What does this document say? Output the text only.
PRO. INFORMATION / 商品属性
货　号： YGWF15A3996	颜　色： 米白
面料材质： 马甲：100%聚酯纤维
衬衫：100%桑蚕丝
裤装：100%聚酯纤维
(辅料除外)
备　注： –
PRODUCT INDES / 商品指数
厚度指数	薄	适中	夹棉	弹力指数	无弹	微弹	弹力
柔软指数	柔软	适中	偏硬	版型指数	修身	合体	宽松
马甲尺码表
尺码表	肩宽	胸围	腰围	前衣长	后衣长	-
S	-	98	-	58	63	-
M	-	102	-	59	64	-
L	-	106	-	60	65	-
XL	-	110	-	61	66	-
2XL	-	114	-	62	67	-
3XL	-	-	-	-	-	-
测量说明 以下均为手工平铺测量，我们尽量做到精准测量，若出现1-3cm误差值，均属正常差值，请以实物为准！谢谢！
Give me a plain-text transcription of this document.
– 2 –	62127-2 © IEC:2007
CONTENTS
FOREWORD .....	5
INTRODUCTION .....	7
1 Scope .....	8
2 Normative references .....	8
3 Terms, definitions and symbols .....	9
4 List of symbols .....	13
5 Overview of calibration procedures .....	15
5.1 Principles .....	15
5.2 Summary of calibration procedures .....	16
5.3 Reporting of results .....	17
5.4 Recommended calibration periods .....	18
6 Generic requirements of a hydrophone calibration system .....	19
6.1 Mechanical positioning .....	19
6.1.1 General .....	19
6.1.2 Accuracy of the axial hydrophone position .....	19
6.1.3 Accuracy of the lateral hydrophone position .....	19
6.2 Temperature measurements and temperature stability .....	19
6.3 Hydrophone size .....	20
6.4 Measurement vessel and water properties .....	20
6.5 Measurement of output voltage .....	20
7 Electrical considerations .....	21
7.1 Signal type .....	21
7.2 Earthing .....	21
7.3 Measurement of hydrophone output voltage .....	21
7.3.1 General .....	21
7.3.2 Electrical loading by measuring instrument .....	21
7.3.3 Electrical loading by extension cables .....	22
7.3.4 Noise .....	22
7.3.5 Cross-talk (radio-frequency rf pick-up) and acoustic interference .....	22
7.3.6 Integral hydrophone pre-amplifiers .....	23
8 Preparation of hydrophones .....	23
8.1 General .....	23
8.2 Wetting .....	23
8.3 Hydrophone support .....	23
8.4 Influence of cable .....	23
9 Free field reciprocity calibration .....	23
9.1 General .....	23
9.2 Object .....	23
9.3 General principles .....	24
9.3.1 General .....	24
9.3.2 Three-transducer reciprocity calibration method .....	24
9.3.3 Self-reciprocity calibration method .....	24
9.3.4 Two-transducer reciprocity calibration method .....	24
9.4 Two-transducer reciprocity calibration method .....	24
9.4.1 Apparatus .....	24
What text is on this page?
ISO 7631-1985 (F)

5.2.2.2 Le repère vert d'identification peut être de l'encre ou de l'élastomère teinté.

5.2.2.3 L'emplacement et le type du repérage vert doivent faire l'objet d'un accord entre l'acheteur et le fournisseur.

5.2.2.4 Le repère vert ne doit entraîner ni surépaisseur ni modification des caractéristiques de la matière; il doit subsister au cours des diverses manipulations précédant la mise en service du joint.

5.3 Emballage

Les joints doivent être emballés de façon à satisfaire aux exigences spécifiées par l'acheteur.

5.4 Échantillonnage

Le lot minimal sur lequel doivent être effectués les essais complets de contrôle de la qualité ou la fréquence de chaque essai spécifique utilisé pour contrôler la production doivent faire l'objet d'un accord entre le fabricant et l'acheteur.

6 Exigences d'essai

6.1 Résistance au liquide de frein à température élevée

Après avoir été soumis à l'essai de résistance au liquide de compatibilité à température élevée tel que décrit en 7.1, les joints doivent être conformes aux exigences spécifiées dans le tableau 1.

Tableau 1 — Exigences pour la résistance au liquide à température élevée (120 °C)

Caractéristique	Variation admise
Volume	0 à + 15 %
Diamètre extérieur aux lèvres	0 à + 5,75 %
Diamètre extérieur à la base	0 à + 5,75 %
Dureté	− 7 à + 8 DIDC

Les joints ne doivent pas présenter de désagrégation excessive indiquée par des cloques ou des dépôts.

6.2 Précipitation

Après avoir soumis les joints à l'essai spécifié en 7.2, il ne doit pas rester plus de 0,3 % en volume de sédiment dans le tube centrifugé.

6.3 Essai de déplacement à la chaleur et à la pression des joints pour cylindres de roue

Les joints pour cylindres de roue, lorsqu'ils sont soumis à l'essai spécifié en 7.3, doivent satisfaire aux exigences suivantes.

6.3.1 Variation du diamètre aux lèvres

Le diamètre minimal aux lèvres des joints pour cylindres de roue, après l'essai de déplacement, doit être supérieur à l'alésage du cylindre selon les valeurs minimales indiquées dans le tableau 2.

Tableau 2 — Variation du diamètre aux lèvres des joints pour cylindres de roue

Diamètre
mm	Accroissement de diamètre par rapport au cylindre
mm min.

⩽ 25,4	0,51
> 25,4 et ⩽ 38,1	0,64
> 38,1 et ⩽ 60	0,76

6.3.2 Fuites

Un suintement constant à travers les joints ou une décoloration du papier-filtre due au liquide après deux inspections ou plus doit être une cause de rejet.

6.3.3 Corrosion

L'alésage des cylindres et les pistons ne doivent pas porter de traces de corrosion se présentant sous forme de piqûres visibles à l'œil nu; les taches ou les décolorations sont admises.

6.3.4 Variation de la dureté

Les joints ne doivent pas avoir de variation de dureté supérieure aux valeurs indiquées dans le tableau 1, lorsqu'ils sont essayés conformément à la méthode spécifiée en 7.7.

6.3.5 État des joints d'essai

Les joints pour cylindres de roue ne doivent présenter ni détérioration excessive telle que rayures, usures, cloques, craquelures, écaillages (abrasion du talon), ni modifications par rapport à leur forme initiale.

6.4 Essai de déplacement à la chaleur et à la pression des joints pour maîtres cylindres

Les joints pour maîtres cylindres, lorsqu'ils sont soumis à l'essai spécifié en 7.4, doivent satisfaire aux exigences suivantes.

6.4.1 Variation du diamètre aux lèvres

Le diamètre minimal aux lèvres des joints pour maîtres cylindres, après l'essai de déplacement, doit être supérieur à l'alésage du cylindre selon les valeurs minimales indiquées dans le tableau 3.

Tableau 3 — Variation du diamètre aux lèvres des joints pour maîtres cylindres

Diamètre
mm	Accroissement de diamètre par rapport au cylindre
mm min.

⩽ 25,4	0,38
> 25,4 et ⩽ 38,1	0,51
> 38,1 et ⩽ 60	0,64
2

EXERCISE REQUIREMENTS>
Pick out every line holding the string "this" and return it.

WRITTEN RESPONSE>
What does this document say? Output the text only.
Give me a plain-text transcription of this document.
What text is on this page?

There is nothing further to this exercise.